Look through the material and copy each line holding "offset".

>> start Supplied records

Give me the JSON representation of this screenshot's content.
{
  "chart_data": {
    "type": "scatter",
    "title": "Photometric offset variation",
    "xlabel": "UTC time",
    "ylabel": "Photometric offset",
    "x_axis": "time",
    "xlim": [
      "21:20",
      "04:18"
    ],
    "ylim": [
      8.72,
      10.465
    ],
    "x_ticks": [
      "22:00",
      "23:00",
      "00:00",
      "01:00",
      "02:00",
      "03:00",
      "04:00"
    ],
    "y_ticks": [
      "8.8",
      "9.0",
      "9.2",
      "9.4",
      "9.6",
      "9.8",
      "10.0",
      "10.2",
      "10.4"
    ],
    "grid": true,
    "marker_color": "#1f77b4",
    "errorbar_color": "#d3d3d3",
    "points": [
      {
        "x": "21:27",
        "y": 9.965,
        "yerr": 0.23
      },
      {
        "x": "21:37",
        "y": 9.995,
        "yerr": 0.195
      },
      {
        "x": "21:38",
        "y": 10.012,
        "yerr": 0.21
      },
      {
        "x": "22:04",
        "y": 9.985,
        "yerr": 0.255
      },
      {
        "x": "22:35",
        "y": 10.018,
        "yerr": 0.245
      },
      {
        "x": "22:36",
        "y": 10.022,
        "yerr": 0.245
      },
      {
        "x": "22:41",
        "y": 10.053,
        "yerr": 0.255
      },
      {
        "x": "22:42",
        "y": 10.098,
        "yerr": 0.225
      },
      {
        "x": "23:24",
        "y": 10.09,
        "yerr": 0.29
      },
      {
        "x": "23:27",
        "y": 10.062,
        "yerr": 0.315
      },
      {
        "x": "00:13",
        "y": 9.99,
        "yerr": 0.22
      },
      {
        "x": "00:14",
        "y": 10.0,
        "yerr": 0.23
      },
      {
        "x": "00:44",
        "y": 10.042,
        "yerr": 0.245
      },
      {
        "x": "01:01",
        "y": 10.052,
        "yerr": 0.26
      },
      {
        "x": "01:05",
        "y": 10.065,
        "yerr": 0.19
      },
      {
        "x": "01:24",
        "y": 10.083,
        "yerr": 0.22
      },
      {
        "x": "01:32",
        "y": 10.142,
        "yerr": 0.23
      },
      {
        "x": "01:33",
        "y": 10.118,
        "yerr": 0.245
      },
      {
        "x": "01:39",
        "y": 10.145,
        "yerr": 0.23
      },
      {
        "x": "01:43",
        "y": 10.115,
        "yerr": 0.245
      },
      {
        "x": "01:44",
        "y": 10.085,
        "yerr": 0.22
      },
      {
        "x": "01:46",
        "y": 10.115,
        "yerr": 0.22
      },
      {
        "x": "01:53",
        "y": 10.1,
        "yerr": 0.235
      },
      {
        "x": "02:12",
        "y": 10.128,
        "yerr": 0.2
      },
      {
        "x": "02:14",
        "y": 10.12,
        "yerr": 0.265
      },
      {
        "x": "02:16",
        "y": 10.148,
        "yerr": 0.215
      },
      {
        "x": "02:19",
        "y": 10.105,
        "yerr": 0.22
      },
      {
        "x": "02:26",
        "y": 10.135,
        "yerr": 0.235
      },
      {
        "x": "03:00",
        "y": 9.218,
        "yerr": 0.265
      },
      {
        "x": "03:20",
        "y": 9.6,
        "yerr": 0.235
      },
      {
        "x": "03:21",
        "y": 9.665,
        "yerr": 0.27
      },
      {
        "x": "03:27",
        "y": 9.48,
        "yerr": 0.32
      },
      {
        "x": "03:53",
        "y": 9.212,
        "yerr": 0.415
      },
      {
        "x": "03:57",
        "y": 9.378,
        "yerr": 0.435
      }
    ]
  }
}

>> end Supplied records

▸ Written solution
    "title": "Photometric offset variation",
    "ylabel": "Photometric offset",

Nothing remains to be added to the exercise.